SET EXERCISE => Pull every line containing "JSON" from the entries.

**********

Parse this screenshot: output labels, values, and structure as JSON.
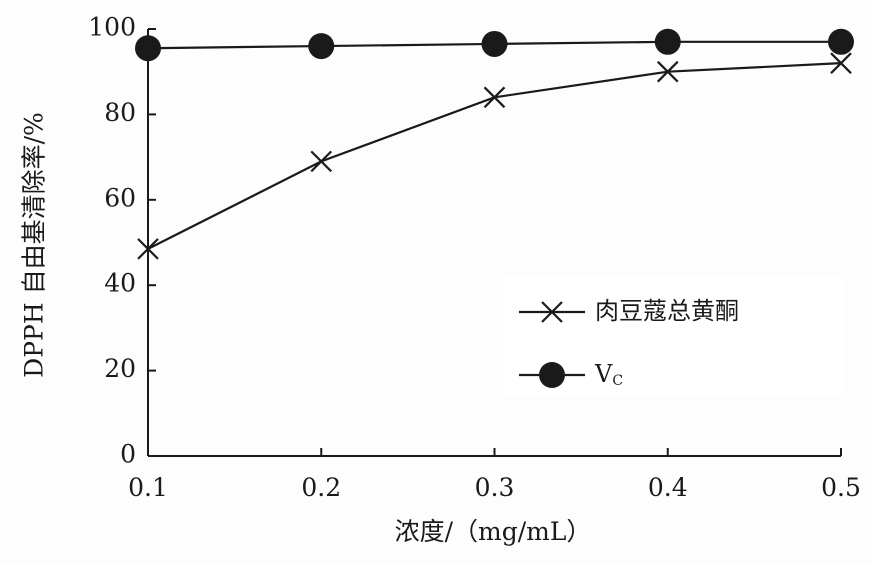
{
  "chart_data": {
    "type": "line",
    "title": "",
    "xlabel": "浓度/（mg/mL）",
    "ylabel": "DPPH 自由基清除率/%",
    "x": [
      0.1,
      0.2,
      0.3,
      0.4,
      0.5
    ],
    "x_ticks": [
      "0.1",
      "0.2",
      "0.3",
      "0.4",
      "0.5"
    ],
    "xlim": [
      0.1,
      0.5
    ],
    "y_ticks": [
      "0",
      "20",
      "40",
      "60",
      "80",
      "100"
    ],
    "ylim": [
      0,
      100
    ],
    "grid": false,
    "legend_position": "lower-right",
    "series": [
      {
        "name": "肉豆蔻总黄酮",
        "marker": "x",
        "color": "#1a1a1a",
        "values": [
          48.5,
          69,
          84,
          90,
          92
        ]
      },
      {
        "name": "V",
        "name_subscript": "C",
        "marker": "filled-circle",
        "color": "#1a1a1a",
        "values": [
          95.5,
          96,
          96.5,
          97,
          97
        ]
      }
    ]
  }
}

**********

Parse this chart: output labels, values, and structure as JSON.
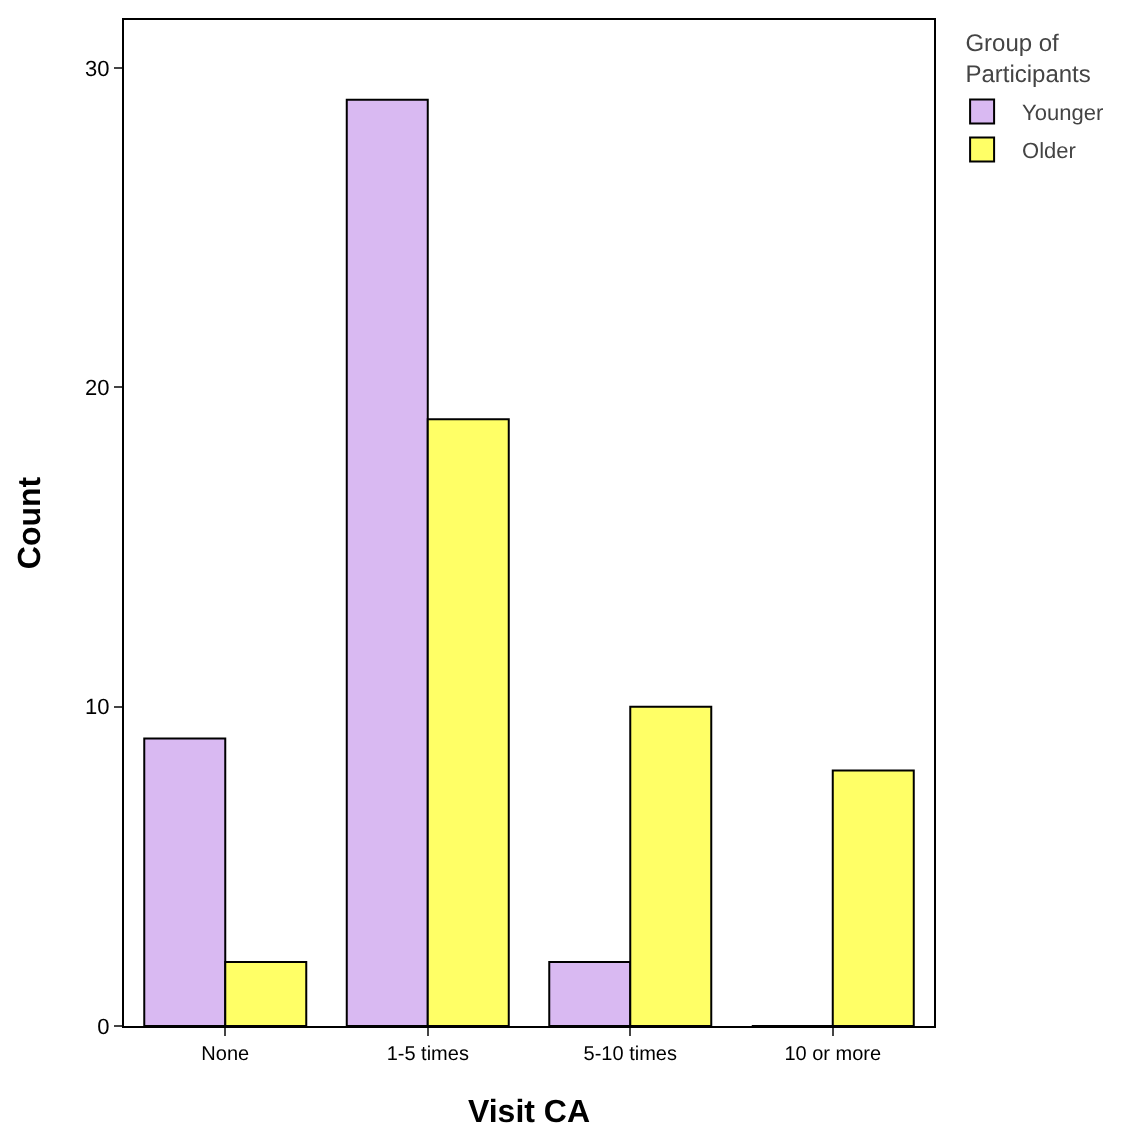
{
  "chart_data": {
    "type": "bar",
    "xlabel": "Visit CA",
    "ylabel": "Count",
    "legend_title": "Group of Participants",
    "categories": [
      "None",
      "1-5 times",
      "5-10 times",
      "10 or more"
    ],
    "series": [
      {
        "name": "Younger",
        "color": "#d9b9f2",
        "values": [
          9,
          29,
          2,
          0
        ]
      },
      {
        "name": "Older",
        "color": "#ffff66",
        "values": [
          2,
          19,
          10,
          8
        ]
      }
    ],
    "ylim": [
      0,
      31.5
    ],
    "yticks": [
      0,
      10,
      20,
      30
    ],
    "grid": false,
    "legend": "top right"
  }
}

**********

FINISHED ANSWER =>
Parse this screenshot: output labels, values, and structure as JSON.
Parse this chart: output labels, values, and structure as JSON.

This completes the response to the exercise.